Objective: Go through the entries one line at a time, and gather every line that has the word "качества".

Supplied records:
□ □ □ □ □ □ □

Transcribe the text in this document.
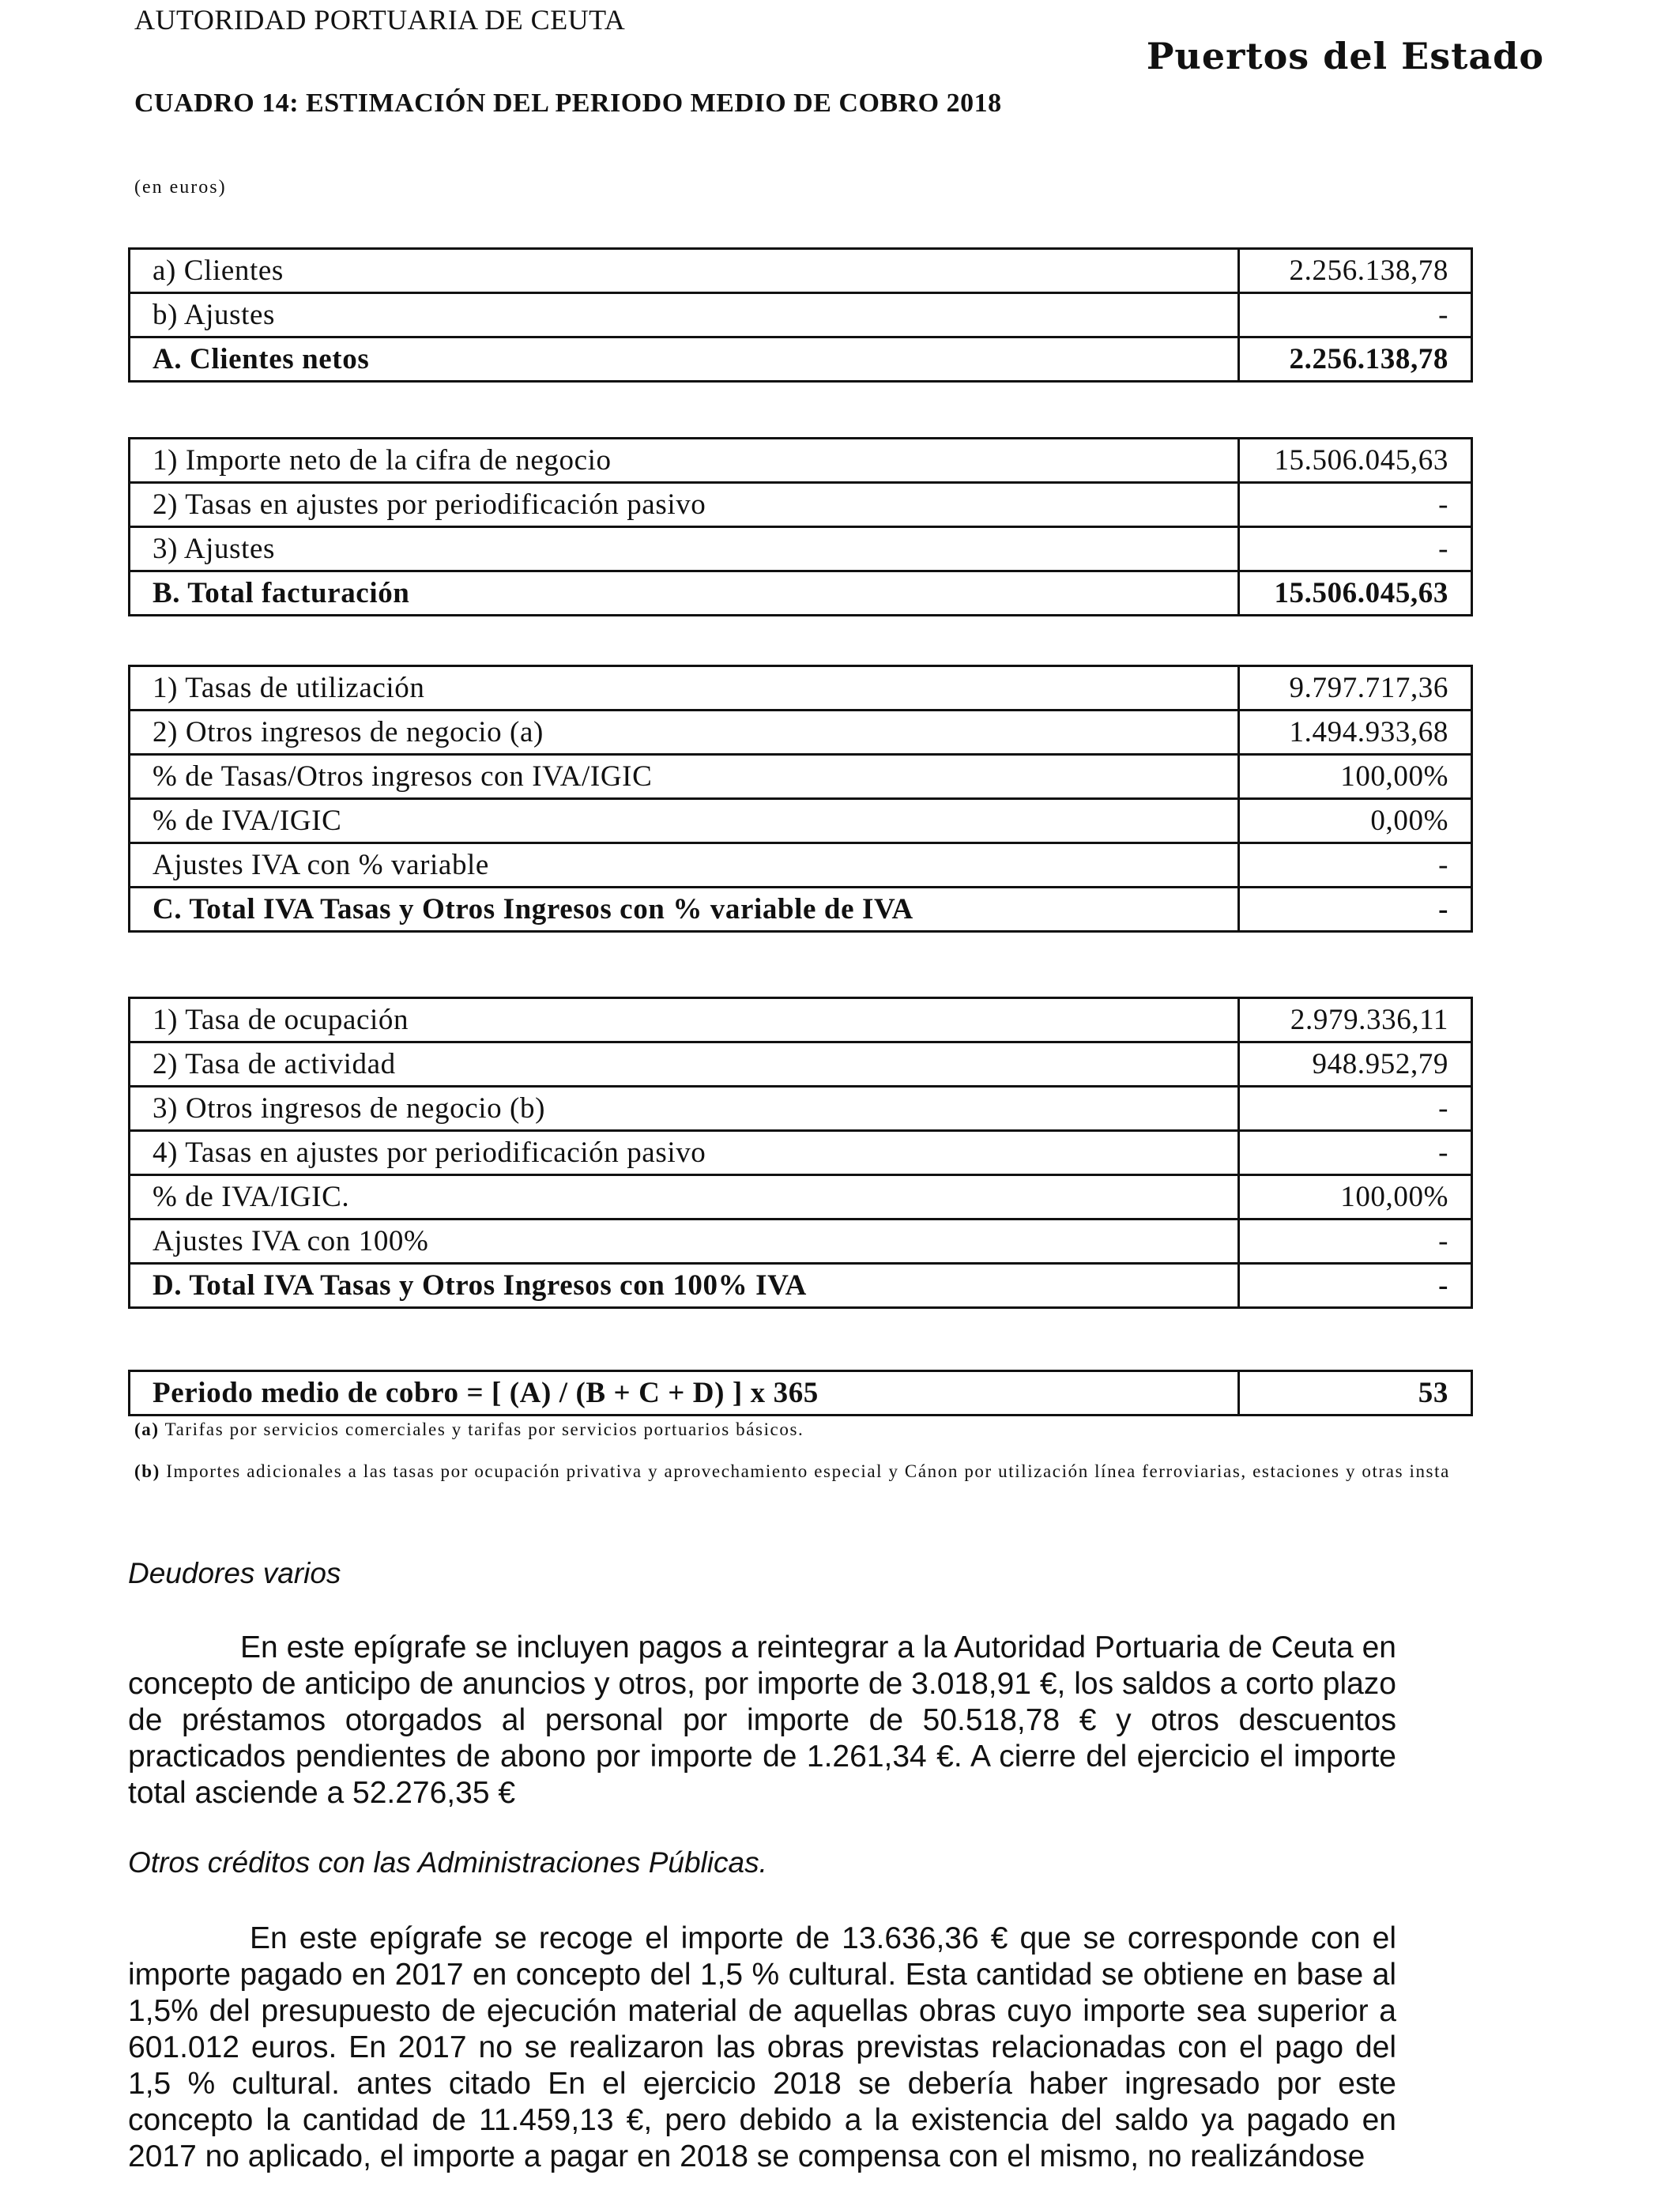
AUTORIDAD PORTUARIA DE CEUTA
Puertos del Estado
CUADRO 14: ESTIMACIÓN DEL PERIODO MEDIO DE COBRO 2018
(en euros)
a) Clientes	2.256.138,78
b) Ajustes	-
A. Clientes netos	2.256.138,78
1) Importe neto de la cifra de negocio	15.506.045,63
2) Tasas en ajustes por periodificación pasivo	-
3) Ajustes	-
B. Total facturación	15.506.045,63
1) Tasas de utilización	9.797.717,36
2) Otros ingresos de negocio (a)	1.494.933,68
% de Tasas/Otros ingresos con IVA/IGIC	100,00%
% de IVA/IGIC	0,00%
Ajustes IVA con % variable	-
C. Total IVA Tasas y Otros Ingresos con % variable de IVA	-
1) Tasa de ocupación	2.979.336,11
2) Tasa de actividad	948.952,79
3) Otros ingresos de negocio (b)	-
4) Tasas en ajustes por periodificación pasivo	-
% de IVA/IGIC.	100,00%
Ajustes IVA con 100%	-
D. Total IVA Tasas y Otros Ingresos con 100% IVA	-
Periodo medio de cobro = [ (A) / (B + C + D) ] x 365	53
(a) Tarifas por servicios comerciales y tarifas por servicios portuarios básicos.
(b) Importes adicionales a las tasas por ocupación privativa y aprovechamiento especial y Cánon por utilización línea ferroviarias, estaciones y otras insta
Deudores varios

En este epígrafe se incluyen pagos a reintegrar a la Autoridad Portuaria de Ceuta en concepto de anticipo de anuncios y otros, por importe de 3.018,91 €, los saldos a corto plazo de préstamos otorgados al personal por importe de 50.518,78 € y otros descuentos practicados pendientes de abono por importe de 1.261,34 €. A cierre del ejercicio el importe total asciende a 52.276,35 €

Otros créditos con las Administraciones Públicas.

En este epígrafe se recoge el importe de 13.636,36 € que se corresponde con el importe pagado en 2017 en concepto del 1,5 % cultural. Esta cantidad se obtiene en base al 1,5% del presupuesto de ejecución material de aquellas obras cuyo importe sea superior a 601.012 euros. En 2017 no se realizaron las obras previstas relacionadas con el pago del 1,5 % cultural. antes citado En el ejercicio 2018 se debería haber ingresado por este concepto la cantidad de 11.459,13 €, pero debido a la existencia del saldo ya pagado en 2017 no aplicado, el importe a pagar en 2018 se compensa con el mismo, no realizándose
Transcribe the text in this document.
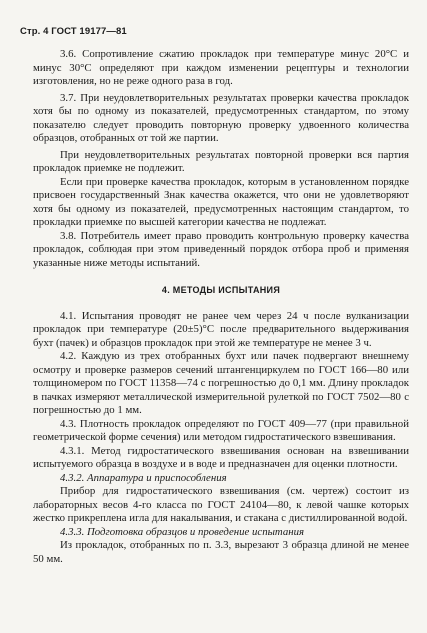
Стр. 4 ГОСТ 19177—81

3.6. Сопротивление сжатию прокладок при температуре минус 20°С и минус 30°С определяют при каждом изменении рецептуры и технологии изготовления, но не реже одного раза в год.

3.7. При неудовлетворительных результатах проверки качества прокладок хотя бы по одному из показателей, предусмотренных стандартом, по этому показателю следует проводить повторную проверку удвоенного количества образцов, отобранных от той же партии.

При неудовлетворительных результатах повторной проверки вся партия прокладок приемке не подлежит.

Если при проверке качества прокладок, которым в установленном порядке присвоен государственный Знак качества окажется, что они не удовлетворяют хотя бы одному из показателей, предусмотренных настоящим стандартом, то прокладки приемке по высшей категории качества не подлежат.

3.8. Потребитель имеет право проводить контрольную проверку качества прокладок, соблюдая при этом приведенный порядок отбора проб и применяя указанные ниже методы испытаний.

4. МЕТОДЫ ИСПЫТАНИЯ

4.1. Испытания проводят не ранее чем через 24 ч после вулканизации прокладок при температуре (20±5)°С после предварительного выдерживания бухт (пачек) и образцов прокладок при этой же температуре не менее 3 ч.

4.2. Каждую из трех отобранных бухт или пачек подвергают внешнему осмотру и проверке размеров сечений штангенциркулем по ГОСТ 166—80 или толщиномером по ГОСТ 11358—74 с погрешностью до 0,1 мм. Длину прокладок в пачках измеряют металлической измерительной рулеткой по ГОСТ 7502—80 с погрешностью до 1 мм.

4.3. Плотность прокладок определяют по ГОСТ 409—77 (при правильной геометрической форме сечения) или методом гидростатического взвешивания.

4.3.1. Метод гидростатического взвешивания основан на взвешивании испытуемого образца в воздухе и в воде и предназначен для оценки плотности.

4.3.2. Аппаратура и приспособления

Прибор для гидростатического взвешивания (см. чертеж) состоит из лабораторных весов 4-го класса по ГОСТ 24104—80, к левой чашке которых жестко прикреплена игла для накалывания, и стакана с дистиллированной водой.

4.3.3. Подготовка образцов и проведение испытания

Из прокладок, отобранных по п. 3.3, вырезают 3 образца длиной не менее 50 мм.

□ □ □ □ □ □ □

Correct output:
3.7. При неудовлетворительных результатах проверки качества прокладок хотя бы по одному из показателей, предусмотренных стандартом, по этому показателю следует проводить повторную проверку удвоенного количества образцов, отобранных от той же партии.
Если при проверке качества прокладок, которым в установленном порядке присвоен государственный Знак качества окажется, что они не удовлетворяют хотя бы одному из показателей, предусмотренных настоящим стандартом, то прокладки приемке по высшей категории качества не подлежат.
3.8. Потребитель имеет право проводить контрольную проверку качества прокладок, соблюдая при этом приведенный порядок отбора проб и применяя указанные ниже методы испытаний.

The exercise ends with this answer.